### GIVEN REQUEST A
Retype the passage of the Pandas tutorial that begins with the words "merge() function in" and ends with the words "are required values.".

----- PAGE EXCERPT -----

Categories: Pandas

Concatenate, Merge, And Join Data with Pandas

Importance of Merging & Joining Data

Many need to join data with Pandas, however there are several operations that are compatible with this functional action. Pandas provides many powerful data analysis functions including the ability to perform:

  • Merging DataFrames
  • Joining Data
  • Appending
  • Concatenation

These four areas of data manipulation are extremely powerful when used for fusing together Pandas DataFrame and Series objects in various configurations. All of these joins are in-memory operations very similar to the operations that can be performed in SQL.

Types of Joins

When we think about merging or joining data, we need to first remember the options available to us and what those options will ultimately mean for the output of our joining operation.

There are 6 distinct types of joins available to us, similar to those in SQL like statements:

  • Left Join
  • Full Outer Join
  • Left Join (if NULL)
  • Inner Join
  • Right Join
  • RIght Join (if NULL)
Types of joins, Source: StackOverflow

It is possible to join data with Pandas in each of these configurations as we’ll cover in the the below.

Example Data

In this tutorial, we make use of a dataset provided by FSU to fuse together data in various formats from the original dataset. If you’re following along in a Python script or a Jupyter Notebook you can access the data using the below functions.

file_name = "https://people.sc.fsu.edu/~jburkardt/data/csv/homes.csv"
df = pd.read_csv(file_name)

After loading the data into a DataFrame (df) we then clean up the column names to remove the extra ” and space values.

df.columns = ['Sell', 'List', 'Living', 'Rooms', 'Beds', 'Baths',
       'Age', 'Acres', 'Taxes']

Once this is performed we generate several additional DataFrames from our main DataFrame for usage down in our analysis of each of the merge, join, concat, and append functions. Those will be generated throughout this tutorial.

While working through this tutorial we’ll use several DataFrames to perform our joins: df; rooms; taxes; sb; & lb. The definitions for each are below, except for df which is defined earlier in our code:

rooms = df.groupby(['Rooms']).mean()
taxes = df[['Beds','Taxes']].groupby('Beds').mean().reset_index()
lb = df[df['large_beds']= True]
sb = df[df['large_beds'] == False]

merge() function in Pandas

The merge() function is one of the most powerful functions within the Pandas library for joining data in a variety of ways. There are large similarities between the merge function and the join functions you normally see in SQL. Its arguments are fairly straightforward once we understand the section above on Types of Joins.

merge contains nine arguments, only some of which are required values.

pd.merge(left, right, how='inner', on=None, left_on=None, right_on=None,
left_index=False, right_index=False, sort=True)

----- SUPPLIED RECORDS -----

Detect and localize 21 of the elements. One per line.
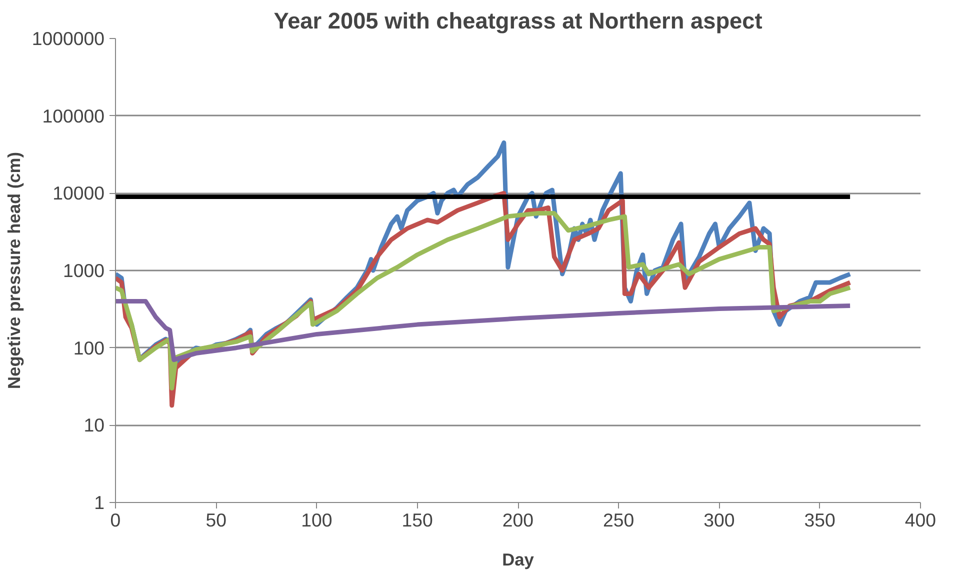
x-tick-label: 50 [206, 510, 227, 530]
y-tick-label: 1 [94, 492, 105, 513]
y-tick-label: 10 [84, 414, 105, 436]
x-axis-title: Day [502, 550, 534, 570]
x-tick-label: 350 [804, 510, 836, 530]
x-tick-label: 100 [301, 510, 332, 530]
y-tick-label: 10000 [52, 182, 105, 204]
x-tick-label: 250 [603, 510, 634, 530]
x-tick-label: 200 [502, 510, 534, 530]
x-tick-label: 400 [904, 510, 936, 530]
y-axis-title: Negetive pressure head (cm) [4, 152, 24, 389]
x-tick-label: 300 [704, 510, 735, 530]
y-tick-label: 100 [73, 337, 105, 358]
x-tick-label: 0 [110, 510, 121, 530]
line-series [116, 210, 852, 391]
y-tick-label: 100000 [42, 105, 105, 126]
line-series [116, 299, 852, 362]
x-tick-label: 150 [402, 510, 433, 530]
y-tick-label: 1000000 [32, 28, 105, 49]
y-tick-label: 1000 [62, 260, 105, 281]
chart-title: Year 2005 with cheatgrass at Northern aspect [274, 8, 763, 34]
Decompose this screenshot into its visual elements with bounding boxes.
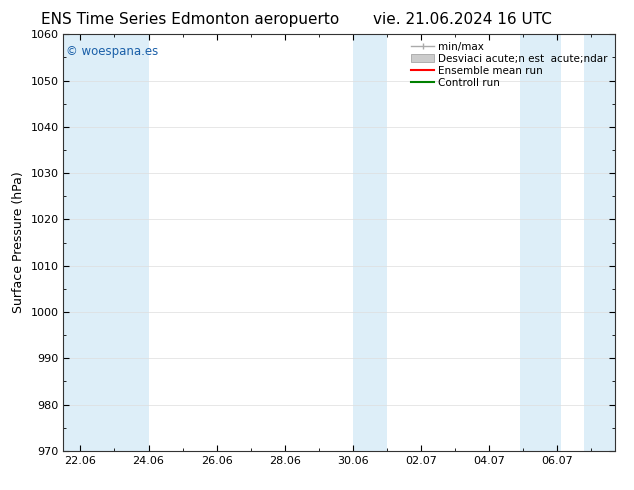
- Bar: [353, 34, 387, 451]
- Text: © woespana.es: © woespana.es: [66, 45, 158, 58]
- Text: ENS Time Series Edmonton aeropuerto: ENS Time Series Edmonton aeropuerto: [41, 12, 339, 27]
- Bar: [63, 34, 148, 451]
- Legend: min/max, Desviaci acute;n est  acute;ndar, Ensemble mean run, Controll run: min/max, Desviaci acute;n est acute;ndar…: [409, 40, 610, 90]
- Bar: [585, 34, 615, 451]
- Bar: [520, 34, 560, 451]
- Y-axis label: Surface Pressure (hPa): Surface Pressure (hPa): [12, 172, 25, 314]
- Text: vie. 21.06.2024 16 UTC: vie. 21.06.2024 16 UTC: [373, 12, 552, 27]
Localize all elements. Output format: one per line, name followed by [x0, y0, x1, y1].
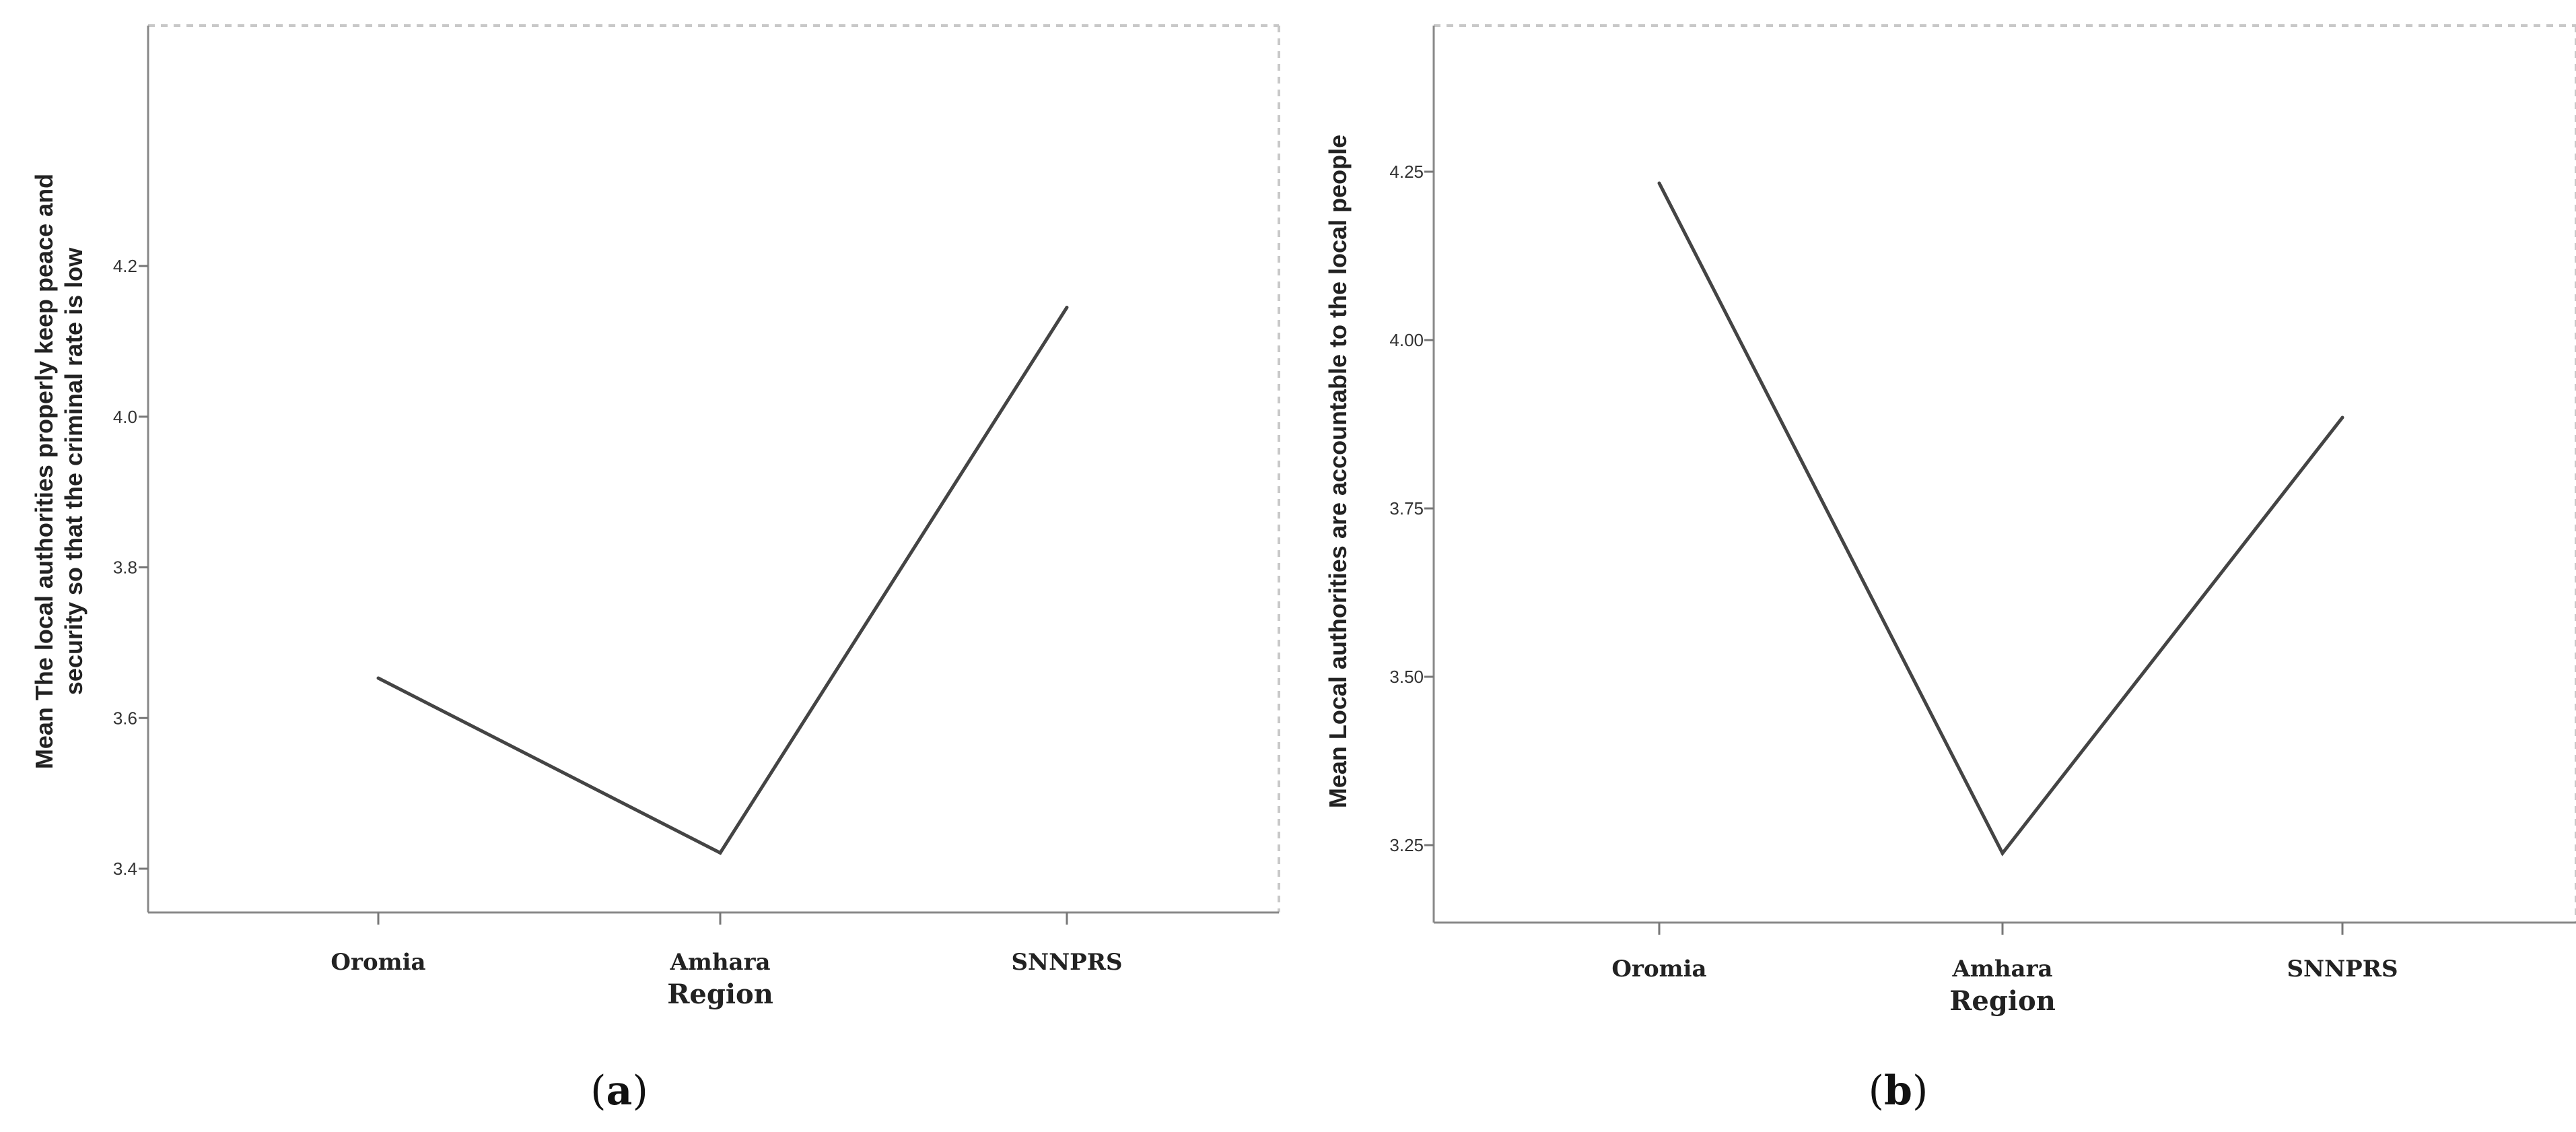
x-category-label: Oromia: [1611, 956, 1706, 983]
x-category-label: Amhara: [1951, 956, 2052, 983]
y-tick-label: 3.25: [1389, 835, 1424, 855]
y-axis-title-line: Mean Local authorities are accountable t…: [1324, 135, 1352, 808]
y-tick-label: 3.50: [1389, 667, 1424, 687]
y-axis-title-line: security so that the criminal rate is lo…: [60, 247, 88, 695]
y-axis-title-line: Mean The local authorities properly keep…: [30, 174, 58, 769]
chart-panel-b: 3.25 3.50 3.75 4.00 4.25 Oromia Amhara SNNPRS Re…: [1324, 24, 2576, 1114]
y-tick-label: 3.8: [113, 558, 137, 578]
data-point: [2340, 415, 2344, 420]
y-tick-label: 3.75: [1389, 498, 1424, 519]
y-tick-label: 4.25: [1389, 162, 1424, 182]
x-axis-title: Region: [667, 978, 773, 1010]
series-line: [377, 306, 1069, 855]
data-point: [1065, 306, 1069, 309]
panel-label: (a): [590, 1067, 648, 1114]
y-tick-label: 4.2: [113, 256, 137, 276]
x-category-label: SNNPRS: [2287, 956, 2398, 983]
data-point: [376, 676, 380, 680]
data-point: [718, 851, 722, 855]
x-axis-title: Region: [1949, 985, 2056, 1017]
y-tick-label: 4.0: [113, 407, 137, 427]
data-point: [2000, 851, 2005, 855]
chart-panel-a: 3.4 3.6 3.8 4.0 4.2 Oromia Amhara SNNPRS Region M…: [30, 24, 1280, 1114]
panel-label: (b): [1869, 1067, 1928, 1114]
x-category-label: SNNPRS: [1011, 949, 1122, 976]
y-tick-label: 4.00: [1389, 330, 1424, 350]
x-category-label: Amhara: [669, 949, 770, 976]
series-line: [1657, 182, 2344, 857]
y-tick-label: 3.6: [113, 708, 137, 728]
y-tick-label: 3.4: [113, 859, 137, 879]
data-point: [1657, 181, 1661, 185]
x-category-label: Oromia: [330, 949, 425, 976]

-----

### GIVEN REQUEST B
Echo the lines of the listing from the line containing "- Bar: [353, 34, 387, 451]" through the line containing "- Y-axis label: Surface", both included.

### WRITTEN RESPONSE A
merge() function in Pandas

The merge() function is one of the most powerful functions within the Pandas library for joining data in a variety of ways. There are large similarities between the merge function and the join functions you normally see in SQL. Its arguments are fairly straightforward once we understand the section above on Types of Joins.

merge contains nine arguments, only some of which are required values.

### WRITTEN RESPONSE B
- Bar: [353, 34, 387, 451]
- Text: © woespana.es: © woespana.es: [66, 45, 158, 58]
- Text: ENS Time Series Edmonton aeropuerto: ENS Time Series Edmonton aeropuerto: [41, 12, 339, 27]
- Bar: [63, 34, 148, 451]
- Legend: min/max, Desviaci acute;n est  acute;ndar, Ensemble mean run, Controll run: min/max, Desviaci acute;n est acute;ndar…: [409, 40, 610, 90]
- Bar: [585, 34, 615, 451]
- Bar: [520, 34, 560, 451]
- Y-axis label: Surface Pressure (hPa): Surface Pressure (hPa): [12, 172, 25, 314]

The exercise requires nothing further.